WHAT NEEDS TO BE DONE ::
Scan the material for the word "color", and copy each line where it shows up.

>> START PROVIDED RECORDS

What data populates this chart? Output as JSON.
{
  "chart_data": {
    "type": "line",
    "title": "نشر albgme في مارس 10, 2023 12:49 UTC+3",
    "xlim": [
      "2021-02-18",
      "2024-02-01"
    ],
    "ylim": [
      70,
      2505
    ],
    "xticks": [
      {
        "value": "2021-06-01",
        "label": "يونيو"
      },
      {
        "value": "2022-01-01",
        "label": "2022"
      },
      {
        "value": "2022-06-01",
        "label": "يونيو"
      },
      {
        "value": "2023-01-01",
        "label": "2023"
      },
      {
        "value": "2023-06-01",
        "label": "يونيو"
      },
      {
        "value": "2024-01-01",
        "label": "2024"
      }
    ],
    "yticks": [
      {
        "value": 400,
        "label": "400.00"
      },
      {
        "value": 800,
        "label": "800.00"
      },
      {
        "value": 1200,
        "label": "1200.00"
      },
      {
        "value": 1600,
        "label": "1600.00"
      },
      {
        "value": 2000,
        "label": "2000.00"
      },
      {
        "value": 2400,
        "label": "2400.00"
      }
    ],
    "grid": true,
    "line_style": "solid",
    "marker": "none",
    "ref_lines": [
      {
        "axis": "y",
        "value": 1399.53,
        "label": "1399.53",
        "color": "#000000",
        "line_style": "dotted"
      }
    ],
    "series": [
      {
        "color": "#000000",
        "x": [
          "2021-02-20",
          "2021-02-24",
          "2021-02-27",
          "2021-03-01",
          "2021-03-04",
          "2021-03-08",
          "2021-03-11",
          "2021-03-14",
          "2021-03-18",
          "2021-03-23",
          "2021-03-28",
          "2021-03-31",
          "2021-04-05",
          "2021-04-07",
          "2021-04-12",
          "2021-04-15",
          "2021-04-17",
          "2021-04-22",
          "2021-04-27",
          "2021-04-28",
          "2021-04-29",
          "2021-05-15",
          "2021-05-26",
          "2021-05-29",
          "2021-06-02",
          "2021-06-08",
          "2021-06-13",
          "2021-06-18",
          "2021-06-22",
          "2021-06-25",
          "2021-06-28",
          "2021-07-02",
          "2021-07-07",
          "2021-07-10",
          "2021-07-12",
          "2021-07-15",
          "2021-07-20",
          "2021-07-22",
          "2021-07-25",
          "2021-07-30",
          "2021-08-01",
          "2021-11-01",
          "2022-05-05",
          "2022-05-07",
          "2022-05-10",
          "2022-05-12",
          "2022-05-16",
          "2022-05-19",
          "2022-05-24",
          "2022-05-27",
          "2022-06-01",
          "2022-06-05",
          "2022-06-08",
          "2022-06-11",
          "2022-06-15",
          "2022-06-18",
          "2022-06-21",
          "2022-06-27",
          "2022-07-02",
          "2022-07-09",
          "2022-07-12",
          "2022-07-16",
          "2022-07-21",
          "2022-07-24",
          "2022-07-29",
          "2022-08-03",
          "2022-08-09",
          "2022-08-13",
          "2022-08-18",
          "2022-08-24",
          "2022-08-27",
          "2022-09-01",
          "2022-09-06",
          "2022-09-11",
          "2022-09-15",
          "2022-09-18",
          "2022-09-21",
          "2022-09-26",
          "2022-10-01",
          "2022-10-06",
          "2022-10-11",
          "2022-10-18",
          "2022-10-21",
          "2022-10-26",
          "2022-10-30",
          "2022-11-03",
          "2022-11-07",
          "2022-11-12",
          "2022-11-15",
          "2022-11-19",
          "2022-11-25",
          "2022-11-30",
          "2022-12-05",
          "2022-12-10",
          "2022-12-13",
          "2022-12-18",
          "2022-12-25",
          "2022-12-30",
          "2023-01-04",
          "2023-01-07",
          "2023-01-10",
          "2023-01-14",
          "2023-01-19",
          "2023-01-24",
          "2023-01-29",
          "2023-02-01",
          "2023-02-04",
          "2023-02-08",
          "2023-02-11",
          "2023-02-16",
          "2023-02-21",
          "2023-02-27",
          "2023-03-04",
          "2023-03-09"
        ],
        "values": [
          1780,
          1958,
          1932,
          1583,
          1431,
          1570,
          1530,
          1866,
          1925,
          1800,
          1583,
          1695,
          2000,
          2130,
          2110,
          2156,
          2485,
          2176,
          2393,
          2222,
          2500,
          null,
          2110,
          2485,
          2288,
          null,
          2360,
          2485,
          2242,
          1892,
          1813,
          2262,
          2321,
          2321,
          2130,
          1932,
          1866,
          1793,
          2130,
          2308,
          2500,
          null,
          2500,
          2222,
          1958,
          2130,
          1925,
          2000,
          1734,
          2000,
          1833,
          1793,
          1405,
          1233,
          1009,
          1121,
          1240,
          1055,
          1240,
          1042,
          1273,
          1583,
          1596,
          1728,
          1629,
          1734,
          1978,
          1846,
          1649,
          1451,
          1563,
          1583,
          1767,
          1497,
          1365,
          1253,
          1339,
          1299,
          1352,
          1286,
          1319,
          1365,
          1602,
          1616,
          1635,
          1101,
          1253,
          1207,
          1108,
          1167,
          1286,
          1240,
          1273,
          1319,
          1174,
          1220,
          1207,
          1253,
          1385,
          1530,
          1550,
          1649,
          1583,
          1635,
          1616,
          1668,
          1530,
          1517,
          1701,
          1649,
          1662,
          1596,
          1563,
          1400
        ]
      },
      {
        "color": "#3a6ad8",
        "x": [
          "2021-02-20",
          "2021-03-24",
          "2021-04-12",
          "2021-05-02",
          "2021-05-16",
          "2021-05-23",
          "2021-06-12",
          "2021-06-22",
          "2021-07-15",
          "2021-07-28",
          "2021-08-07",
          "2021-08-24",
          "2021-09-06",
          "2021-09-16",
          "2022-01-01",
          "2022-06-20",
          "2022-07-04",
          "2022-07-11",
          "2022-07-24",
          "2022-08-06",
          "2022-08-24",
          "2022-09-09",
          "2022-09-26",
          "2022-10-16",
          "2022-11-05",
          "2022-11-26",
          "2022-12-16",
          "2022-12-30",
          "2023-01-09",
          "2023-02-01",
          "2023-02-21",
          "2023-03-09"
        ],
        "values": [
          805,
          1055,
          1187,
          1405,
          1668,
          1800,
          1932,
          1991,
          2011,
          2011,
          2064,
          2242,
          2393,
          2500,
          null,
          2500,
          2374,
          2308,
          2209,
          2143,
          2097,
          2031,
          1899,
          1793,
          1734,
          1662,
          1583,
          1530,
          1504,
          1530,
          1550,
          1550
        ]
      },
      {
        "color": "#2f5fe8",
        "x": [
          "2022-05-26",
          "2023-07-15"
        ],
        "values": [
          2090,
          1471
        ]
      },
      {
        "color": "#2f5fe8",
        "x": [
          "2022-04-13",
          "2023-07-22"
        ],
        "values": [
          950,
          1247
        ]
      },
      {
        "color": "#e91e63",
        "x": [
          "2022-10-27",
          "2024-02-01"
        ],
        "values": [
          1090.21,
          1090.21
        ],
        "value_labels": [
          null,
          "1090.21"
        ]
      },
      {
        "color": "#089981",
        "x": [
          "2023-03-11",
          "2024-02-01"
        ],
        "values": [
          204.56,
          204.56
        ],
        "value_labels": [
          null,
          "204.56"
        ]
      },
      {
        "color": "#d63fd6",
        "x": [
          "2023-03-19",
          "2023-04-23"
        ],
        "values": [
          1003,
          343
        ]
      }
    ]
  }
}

>> END PROVIDED RECORDS

PROBLEM SOLUTION ::
        "color": "#000000",
        "color": "#000000",
        "color": "#3a6ad8",
        "color": "#2f5fe8",
        "color": "#2f5fe8",
        "color": "#e91e63",
        "color": "#089981",
        "color": "#d63fd6",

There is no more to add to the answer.